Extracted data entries
......

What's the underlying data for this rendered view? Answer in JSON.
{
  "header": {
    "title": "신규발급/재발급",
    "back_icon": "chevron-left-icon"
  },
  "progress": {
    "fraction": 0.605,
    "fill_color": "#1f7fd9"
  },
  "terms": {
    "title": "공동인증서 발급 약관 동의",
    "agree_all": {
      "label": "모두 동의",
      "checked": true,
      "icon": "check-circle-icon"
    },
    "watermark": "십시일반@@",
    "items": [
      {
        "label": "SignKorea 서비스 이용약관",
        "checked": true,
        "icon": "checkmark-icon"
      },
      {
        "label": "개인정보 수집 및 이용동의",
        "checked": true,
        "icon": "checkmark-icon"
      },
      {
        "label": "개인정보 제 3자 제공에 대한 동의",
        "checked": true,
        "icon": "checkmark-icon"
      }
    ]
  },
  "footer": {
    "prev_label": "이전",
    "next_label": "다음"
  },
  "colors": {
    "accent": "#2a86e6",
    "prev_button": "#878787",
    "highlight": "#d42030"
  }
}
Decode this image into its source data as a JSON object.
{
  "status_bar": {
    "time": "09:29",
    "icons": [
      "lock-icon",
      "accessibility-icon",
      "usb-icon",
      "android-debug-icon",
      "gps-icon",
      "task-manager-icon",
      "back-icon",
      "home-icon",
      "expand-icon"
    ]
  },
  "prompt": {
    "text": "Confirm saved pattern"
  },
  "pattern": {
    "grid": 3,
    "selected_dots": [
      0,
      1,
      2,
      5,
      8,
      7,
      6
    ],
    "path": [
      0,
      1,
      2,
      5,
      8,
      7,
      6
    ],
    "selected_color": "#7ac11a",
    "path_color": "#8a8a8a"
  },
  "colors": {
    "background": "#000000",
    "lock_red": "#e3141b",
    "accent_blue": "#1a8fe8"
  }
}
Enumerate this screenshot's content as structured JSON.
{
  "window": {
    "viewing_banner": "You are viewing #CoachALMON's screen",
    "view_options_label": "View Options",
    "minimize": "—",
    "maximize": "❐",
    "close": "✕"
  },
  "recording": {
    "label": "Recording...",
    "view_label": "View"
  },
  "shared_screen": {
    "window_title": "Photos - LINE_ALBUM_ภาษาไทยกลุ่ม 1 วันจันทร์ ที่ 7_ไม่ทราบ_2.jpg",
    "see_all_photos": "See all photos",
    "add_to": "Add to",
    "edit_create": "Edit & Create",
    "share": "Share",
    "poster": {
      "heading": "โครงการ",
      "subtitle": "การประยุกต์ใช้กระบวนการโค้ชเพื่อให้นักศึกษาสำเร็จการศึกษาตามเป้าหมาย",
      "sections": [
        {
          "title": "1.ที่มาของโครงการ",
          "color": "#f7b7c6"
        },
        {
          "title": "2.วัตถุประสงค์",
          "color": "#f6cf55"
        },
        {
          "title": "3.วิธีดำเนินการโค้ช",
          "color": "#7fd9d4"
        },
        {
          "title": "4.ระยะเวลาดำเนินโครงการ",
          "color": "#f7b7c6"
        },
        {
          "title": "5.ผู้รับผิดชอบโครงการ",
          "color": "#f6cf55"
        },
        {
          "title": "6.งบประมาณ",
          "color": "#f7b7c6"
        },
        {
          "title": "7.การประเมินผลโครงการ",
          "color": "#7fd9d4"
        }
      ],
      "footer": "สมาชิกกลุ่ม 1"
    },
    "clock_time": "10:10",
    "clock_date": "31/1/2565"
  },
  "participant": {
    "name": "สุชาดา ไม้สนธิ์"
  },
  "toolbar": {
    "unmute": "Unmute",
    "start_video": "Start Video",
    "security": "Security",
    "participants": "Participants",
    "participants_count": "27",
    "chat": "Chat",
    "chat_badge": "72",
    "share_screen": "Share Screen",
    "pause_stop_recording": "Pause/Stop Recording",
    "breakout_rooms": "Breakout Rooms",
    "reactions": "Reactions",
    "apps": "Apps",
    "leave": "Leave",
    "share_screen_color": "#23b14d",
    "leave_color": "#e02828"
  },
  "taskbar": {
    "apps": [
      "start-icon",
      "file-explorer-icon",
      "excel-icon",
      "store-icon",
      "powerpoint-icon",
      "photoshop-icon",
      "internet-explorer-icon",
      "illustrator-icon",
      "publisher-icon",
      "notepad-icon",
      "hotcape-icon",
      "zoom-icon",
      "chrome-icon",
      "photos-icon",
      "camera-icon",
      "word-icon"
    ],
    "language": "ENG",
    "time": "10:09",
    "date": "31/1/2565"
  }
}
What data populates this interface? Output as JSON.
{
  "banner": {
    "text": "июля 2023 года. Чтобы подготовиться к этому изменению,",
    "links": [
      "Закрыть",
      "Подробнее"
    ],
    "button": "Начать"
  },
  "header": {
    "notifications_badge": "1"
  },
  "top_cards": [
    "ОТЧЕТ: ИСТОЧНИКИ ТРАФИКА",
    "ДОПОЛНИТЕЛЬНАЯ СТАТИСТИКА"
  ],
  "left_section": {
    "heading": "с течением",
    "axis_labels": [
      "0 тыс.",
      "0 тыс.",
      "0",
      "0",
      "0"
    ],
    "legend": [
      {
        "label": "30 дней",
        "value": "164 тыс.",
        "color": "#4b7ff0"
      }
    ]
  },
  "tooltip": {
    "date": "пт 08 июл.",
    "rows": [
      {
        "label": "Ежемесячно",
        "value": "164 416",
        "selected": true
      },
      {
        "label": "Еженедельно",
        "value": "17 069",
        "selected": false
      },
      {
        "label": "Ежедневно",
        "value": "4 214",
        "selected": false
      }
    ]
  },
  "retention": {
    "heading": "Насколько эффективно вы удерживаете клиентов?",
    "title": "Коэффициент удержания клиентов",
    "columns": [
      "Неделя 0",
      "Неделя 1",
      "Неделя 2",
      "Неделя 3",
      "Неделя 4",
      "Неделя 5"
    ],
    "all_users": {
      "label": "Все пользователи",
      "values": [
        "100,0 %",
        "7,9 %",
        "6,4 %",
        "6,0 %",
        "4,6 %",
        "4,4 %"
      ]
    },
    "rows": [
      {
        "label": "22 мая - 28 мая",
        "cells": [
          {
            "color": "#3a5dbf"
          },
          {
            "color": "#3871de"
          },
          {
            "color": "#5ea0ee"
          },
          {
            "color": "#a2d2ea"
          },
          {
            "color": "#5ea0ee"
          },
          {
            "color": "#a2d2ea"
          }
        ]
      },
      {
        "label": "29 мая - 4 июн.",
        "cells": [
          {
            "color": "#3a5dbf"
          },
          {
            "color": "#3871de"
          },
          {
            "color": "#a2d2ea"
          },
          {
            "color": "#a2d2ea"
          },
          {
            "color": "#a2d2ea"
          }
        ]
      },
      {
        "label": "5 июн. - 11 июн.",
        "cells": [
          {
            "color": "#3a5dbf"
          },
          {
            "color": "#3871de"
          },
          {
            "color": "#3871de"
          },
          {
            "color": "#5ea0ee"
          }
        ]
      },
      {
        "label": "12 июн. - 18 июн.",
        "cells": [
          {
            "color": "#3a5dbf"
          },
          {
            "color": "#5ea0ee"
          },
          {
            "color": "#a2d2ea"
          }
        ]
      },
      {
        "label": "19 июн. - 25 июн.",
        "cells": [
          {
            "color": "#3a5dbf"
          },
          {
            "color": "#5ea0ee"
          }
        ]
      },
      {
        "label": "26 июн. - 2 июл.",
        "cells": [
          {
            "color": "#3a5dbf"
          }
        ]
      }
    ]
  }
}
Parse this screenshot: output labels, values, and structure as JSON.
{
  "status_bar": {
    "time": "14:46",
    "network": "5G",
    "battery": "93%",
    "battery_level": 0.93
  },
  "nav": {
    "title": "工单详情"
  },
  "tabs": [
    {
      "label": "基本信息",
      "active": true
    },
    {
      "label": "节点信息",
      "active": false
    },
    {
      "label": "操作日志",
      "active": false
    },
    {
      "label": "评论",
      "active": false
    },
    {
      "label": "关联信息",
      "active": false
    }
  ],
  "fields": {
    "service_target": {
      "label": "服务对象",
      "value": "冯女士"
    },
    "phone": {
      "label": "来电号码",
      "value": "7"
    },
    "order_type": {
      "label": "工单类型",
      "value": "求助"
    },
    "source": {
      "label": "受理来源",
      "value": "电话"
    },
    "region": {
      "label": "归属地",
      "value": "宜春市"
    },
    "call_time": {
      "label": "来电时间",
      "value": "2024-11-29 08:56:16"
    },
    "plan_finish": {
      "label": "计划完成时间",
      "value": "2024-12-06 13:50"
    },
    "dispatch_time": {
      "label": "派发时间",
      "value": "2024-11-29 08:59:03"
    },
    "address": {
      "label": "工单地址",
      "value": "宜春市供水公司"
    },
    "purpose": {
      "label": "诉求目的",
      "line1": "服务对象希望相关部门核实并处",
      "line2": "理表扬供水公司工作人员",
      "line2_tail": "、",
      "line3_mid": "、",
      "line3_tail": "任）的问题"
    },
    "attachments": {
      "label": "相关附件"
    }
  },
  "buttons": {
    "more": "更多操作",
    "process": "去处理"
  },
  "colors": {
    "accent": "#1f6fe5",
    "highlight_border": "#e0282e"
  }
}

......

Look through the records above and report how many lines hold the word "heading", giving only the number.

THE COMPLETED TASK
3